→ **TEXTO FORNECIDO**
Valor: O cientista Carlos Nobre disse nesta semana que o Fundo Amazônia tem potencial para captar US$ 10 bilhões. Como serão essas captações?

Marina: O Fundo Amazônia tem um grande potencial de captação e obviamente que o Brasil está buscando ampliar os doadores. Tanto de governos – hoje temos a Noruega e Alemanha – e muitos interessados em fazer aportes de recursos. Reino Unido também tem interesse. Para além dos países, a filantropia global está interessada em contribuir com o fundo. As fundações de Leonardo DiCaprio e de Jeff Bezos [Amazon] e outras estão se organizando para fazer esses aportes. Além disso, tive recentemente com o presidente do BID, Ilan Goldfajn, que também está interessado, mas não necessariamente em fazer aportes com recursos diretos.

Valor: Como seria isso?

Marina: O BID tem como ajudar com equipes técnicas e com recursos que não são retornáveis. Essas equipes podem cooperar na finalização de projetos com qualidade e celeridade para que a gente possa aproveitar o máximo a disposição dos nossos doadores. A Noruega e Alemanha consideram aumentar os recursos [para o Fundo Amazônia] e uma novidade é a mobilização agora da filantropia nacional. Há um grupo de instituições filantrópicas brasileiras que quer se somar aos esforços do governo de preservar e promover o desenvolvimento sustentável dos biomas brasileiros.

→ **EXERCÍCIO ESCRITO A**
Organize em uma lista numerada as linhas da listagem que vão da linha com "text-line: cans dashed" até a linha com "scan-light-band <box>687 0 739 1000</box>", incluindo as duas e deixando de fora as linhas em branco.
A listagem não tem nenhuma relação com o texto fornecido.

→ **LISTAGEM DA TAREFA**
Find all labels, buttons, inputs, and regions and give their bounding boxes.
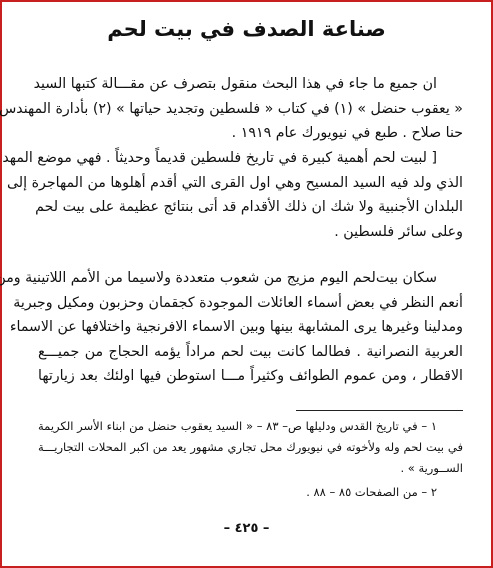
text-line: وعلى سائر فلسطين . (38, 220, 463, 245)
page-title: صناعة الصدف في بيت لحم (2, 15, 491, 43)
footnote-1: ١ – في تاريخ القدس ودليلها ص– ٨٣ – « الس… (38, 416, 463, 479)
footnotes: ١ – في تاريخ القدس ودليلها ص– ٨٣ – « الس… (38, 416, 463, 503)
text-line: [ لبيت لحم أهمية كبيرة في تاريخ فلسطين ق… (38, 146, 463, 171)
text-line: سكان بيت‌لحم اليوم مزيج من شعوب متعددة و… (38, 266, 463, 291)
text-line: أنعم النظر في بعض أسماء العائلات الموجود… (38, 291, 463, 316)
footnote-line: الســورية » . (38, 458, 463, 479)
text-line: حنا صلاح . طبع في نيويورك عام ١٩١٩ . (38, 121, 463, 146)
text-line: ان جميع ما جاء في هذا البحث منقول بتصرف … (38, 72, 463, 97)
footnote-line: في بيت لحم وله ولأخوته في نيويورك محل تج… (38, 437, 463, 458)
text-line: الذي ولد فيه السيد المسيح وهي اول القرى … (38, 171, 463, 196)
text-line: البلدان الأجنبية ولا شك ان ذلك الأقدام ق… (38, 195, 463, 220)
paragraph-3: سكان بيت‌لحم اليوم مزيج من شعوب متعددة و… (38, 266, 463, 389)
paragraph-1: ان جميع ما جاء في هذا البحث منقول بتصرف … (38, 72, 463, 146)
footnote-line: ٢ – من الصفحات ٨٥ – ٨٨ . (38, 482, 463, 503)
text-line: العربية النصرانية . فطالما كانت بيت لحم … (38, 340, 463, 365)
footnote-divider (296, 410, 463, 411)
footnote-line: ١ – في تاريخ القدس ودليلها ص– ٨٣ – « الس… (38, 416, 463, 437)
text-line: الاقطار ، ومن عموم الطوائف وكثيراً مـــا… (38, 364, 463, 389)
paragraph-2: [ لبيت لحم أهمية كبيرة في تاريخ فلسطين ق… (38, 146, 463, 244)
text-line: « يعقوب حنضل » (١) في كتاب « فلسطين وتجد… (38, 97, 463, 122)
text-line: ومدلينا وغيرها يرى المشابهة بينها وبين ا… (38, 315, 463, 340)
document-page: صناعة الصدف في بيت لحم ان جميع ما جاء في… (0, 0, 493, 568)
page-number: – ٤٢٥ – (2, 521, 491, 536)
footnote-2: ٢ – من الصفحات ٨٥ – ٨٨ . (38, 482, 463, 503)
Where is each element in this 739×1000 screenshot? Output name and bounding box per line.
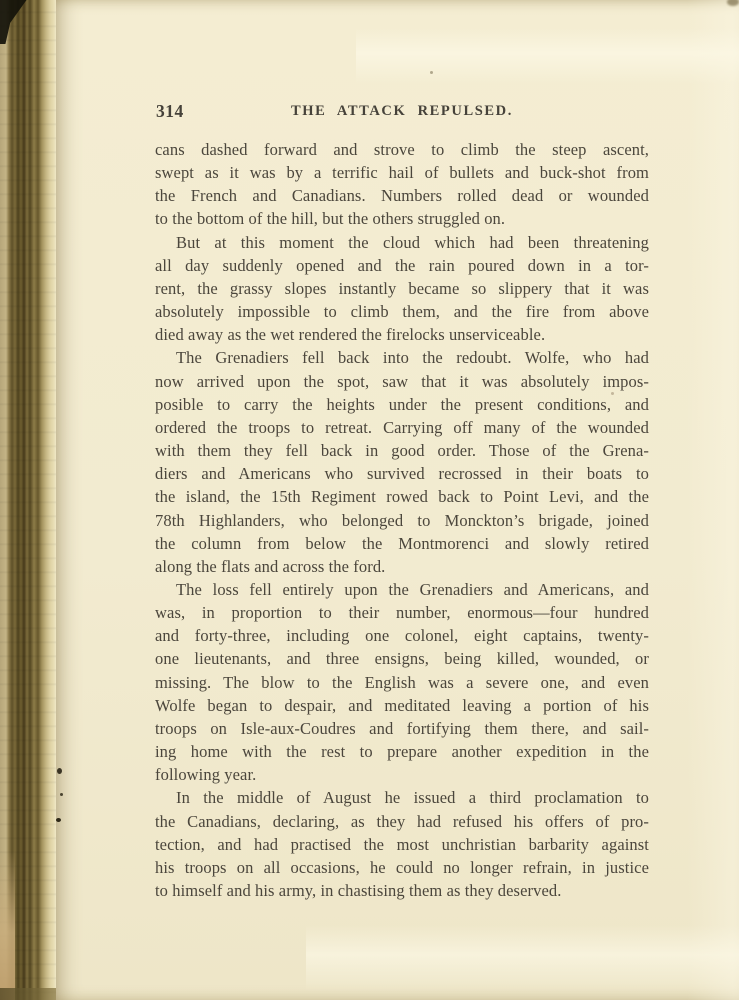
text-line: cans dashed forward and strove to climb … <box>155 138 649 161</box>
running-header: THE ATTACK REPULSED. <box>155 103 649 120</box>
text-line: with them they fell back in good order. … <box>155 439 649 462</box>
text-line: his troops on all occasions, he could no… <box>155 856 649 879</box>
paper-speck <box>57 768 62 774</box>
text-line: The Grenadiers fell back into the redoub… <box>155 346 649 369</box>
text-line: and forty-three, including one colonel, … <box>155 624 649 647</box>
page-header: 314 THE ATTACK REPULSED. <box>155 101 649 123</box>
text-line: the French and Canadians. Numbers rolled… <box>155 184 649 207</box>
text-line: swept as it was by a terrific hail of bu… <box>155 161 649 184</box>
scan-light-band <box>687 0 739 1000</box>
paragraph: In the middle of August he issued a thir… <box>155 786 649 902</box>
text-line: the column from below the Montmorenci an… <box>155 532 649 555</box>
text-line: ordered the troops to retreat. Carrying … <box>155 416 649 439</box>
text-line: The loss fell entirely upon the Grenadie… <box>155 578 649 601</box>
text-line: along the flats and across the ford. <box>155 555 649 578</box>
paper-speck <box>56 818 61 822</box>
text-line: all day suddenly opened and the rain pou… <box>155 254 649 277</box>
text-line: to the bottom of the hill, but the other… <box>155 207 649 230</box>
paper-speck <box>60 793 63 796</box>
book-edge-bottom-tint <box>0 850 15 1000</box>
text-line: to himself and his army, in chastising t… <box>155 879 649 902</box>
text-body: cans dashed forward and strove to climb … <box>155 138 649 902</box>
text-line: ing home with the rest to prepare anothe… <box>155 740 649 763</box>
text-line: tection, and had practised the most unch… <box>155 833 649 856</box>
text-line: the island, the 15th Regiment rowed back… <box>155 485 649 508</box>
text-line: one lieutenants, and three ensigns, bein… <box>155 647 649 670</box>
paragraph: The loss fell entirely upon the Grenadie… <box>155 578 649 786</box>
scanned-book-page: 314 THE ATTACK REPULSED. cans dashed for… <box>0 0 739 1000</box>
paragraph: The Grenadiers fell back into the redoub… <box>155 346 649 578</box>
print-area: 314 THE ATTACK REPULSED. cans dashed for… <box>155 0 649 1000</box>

→ **EXERCÍCIO ESCRITO B**
Reproduza o texto fornecido inteiro, sem nenhuma alteração.

→ **RESPOSTA DO EXERCÍCIO A**
1. text-line: cans dashed forward and strove to climb … <box>155 138 649 161</box>
2. running-header: THE ATTACK REPULSED. <box>155 103 649 120</box>
3. text-line: with them they fell back in good order. … <box>155 439 649 462</box>
4. text-line: his troops on all occasions, he could no… <box>155 856 649 879</box>
5. paper-speck <box>57 768 62 774</box>
6. text-line: The Grenadiers fell back into the redoub… <box>155 346 649 369</box>
7. text-line: and forty-three, including one colonel, … <box>155 624 649 647</box>
8. page-header: 314 THE ATTACK REPULSED. <box>155 101 649 123</box>
9. text-line: the French and Canadians. Numbers rolled… <box>155 184 649 207</box>
10. text-line: swept as it was by a terrific hail of bu… <box>155 161 649 184</box>
11. scan-light-band <box>687 0 739 1000</box>

→ **RESPOSTA DO EXERCÍCIO B**
Valor: O cientista Carlos Nobre disse nesta semana que o Fundo Amazônia tem potencial para captar US$ 10 bilhões. Como serão essas captações?

Marina: O Fundo Amazônia tem um grande potencial de captação e obviamente que o Brasil está buscando ampliar os doadores. Tanto de governos – hoje temos a Noruega e Alemanha – e muitos interessados em fazer aportes de recursos. Reino Unido também tem interesse. Para além dos países, a filantropia global está interessada em contribuir com o fundo. As fundações de Leonardo DiCaprio e de Jeff Bezos [Amazon] e outras estão se organizando para fazer esses aportes. Além disso, tive recentemente com o presidente do BID, Ilan Goldfajn, que também está interessado, mas não necessariamente em fazer aportes com recursos diretos.

Valor: Como seria isso?

Marina: O BID tem como ajudar com equipes técnicas e com recursos que não são retornáveis. Essas equipes podem cooperar na finalização de projetos com qualidade e celeridade para que a gente possa aproveitar o máximo a disposição dos nossos doadores. A Noruega e Alemanha consideram aumentar os recursos [para o Fundo Amazônia] e uma novidade é a mobilização agora da filantropia nacional. Há um grupo de instituições filantrópicas brasileiras que quer se somar aos esforços do governo de preservar e promover o desenvolvimento sustentável dos biomas brasileiros.